Task inputs:
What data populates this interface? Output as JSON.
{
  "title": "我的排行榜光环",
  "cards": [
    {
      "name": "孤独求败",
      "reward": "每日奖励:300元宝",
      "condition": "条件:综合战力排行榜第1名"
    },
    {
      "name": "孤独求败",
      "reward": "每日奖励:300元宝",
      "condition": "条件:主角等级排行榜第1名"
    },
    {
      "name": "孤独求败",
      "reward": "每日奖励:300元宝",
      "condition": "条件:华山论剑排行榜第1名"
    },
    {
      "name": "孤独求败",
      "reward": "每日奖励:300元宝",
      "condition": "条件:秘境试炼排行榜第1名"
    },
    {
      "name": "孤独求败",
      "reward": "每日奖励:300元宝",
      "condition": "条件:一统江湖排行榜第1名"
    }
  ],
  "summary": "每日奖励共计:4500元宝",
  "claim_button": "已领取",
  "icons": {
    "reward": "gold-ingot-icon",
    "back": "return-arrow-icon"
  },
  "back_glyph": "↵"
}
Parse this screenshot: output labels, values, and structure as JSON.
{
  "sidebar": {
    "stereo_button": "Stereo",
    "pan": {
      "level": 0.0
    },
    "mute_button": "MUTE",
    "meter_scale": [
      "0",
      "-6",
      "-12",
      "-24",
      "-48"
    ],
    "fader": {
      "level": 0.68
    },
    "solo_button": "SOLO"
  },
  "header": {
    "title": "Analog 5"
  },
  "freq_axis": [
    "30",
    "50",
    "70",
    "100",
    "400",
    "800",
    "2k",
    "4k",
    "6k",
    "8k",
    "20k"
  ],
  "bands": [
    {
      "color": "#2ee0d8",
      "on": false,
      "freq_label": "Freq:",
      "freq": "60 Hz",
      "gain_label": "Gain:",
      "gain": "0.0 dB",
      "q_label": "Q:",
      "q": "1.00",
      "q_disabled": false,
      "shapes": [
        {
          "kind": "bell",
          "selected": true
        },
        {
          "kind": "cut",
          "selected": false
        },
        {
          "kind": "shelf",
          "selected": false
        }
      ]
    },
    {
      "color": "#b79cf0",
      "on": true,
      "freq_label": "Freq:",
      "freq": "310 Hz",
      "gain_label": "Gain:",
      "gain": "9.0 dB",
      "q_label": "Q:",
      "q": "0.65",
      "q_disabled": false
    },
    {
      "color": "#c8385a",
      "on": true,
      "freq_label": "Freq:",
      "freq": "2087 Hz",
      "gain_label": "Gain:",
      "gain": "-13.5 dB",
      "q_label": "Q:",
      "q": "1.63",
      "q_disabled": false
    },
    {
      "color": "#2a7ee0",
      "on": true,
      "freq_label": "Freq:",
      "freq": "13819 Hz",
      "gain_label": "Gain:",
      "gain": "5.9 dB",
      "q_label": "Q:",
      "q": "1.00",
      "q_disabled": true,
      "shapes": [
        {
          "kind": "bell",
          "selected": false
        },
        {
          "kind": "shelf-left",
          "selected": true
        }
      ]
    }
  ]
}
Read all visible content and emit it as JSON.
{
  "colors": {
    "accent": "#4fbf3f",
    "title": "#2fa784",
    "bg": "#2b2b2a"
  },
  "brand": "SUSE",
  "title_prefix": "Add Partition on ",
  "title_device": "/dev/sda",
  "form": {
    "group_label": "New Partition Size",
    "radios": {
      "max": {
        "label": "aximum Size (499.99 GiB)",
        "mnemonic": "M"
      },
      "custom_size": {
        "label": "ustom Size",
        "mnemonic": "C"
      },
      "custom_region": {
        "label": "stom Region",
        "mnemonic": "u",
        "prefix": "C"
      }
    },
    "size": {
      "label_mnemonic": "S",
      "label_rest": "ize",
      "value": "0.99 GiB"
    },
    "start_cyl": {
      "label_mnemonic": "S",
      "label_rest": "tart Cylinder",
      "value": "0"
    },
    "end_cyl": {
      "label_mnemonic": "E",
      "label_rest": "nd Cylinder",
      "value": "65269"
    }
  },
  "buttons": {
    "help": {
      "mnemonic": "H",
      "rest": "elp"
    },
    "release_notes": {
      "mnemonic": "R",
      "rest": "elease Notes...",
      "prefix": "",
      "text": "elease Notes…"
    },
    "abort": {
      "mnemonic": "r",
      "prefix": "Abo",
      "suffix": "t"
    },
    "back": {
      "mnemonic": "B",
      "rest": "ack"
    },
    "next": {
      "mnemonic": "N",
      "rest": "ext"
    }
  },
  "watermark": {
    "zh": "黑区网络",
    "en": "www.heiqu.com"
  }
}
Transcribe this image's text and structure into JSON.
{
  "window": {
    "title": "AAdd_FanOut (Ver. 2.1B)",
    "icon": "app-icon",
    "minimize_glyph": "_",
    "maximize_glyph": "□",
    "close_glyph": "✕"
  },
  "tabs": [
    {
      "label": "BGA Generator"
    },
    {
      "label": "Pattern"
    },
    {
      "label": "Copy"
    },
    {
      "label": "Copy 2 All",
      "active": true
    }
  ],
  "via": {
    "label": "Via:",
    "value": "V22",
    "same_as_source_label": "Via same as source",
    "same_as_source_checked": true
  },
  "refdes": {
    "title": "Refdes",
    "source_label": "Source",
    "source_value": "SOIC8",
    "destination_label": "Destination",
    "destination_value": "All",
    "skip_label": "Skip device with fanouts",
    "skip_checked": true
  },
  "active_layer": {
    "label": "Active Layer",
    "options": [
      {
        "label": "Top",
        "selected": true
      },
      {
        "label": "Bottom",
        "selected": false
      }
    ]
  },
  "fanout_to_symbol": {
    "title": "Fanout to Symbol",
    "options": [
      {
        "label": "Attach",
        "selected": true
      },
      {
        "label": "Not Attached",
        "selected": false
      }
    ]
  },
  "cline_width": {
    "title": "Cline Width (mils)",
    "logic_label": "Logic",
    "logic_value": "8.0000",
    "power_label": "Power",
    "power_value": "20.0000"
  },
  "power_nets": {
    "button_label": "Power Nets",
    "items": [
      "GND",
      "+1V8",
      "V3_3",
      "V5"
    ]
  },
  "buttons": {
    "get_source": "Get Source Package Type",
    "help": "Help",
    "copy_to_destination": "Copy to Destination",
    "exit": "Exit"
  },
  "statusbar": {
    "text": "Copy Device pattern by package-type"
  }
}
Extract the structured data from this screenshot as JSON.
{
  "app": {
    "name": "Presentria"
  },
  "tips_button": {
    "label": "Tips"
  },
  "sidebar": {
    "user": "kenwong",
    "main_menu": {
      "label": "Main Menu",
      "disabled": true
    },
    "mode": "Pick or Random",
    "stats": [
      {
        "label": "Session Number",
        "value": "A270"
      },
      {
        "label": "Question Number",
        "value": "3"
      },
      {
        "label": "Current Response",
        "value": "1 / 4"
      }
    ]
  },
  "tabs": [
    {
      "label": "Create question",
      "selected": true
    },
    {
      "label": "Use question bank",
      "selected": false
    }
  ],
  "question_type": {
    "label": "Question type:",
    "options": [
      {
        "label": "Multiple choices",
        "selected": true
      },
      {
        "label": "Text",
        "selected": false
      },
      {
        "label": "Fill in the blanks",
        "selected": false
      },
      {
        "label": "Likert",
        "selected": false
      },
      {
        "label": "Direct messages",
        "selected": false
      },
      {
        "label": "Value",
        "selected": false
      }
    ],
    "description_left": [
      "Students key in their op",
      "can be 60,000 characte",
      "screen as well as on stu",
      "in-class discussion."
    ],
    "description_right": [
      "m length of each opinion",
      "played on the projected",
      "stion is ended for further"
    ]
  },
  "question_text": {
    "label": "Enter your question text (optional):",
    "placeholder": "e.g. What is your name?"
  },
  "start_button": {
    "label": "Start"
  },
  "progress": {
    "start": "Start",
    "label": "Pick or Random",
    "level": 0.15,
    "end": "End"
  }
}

Your task: Copy every line that contains the string "screenshot".

Complete answer:
Parse this screenshot: output labels, values, and structure as JSON.
Extract the structured data from this screenshot as JSON.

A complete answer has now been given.